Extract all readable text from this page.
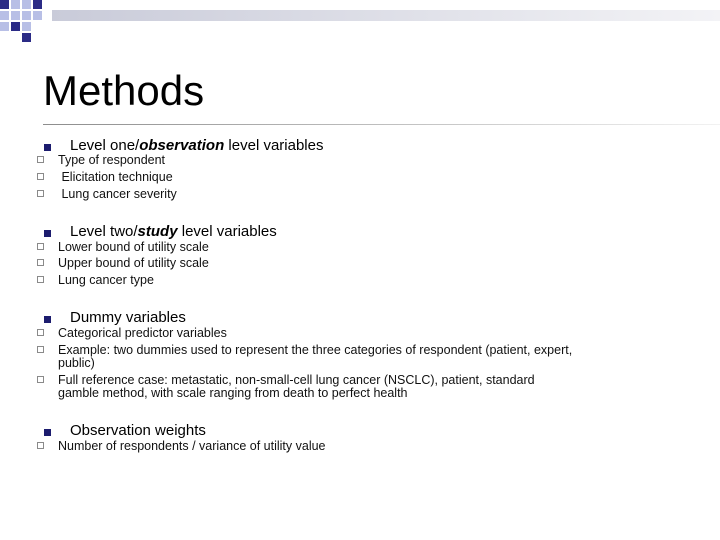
Methods
Level one/observation level variables
Type of respondent
Elicitation technique
Lung cancer severity
Level two/study level variables
Lower bound of utility scale
Upper bound of utility scale
Lung cancer type
Dummy variables
Categorical predictor variables
Example: two dummies used to represent the three categories of respondent (patient, expert,
public)
Full reference case: metastatic, non-small-cell lung cancer (NSCLC), patient, standard
gamble method, with scale ranging from death to perfect health
Observation weights
Number of respondents / variance of utility value
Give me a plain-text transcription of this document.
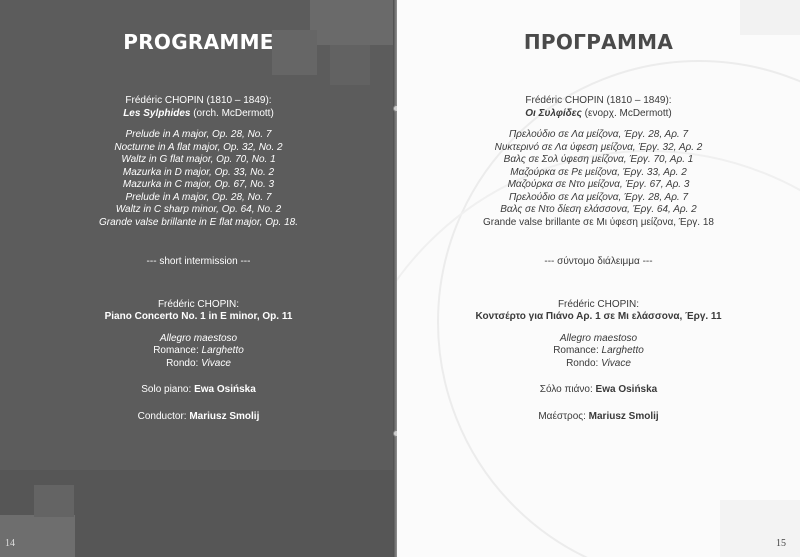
PROGRAMME
Frédéric CHOPIN (1810 – 1849):
Les Sylphides (orch. McDermott)
Prelude in A major, Op. 28, No. 7
Nocturne in A flat major, Op. 32, No. 2
Waltz in G flat major, Op. 70, No. 1
Mazurka in D major, Op. 33, No. 2
Mazurka in C major, Op. 67, No. 3
Prelude in A major, Op. 28, No. 7
Waltz in C sharp minor, Op. 64, No. 2
Grande valse brillante in E flat major, Op. 18.
--- short intermission ---
Frédéric CHOPIN:
Piano Concerto No. 1 in E minor, Op. 11
Allegro maestoso
Romance: Larghetto
Rondo: Vivace
Solo piano: Ewa Osińska
Conductor: Mariusz Smolij
14
ΠΡΟΓΡΑΜΜΑ
Frédéric CHOPIN (1810 – 1849):
Οι Συλφίδες (ενορχ. McDermott)
Πρελούδιο σε Λα μείζονα, Έργ. 28, Αρ. 7
Νυκτερινό σε Λα ύφεση μείζονα, Έργ. 32, Αρ. 2
Βαλς σε Σολ ύφεση μείζονα, Έργ. 70, Αρ. 1
Μαζούρκα σε Ρε μείζονα, Έργ. 33, Αρ. 2
Μαζούρκα σε Ντο μείζονα, Έργ. 67, Αρ. 3
Πρελούδιο σε Λα μείζονα, Έργ. 28, Αρ. 7
Βαλς σε Ντο δίεση ελάσσονα, Έργ. 64, Αρ. 2
Grande valse brillante σε Μι ύφεση μείζονα, Έργ. 18
--- σύντομο διάλειμμα ---
Frédéric CHOPIN:
Κοντσέρτο για Πιάνο Αρ. 1 σε Μι ελάσσονα, Έργ. 11
Allegro maestoso
Romance: Larghetto
Rondo: Vivace
Σόλο πιάνο: Ewa Osińska
Μαέστρος: Mariusz Smolij
15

GIVEN INSTRUCTION → Pull out all lines from the entries above in which the word "valse" appears.

COMPLETED EXERCISE →
Grande valse brillante in E flat major, Op. 18.
Grande valse brillante σε Μι ύφεση μείζονα, Έργ. 18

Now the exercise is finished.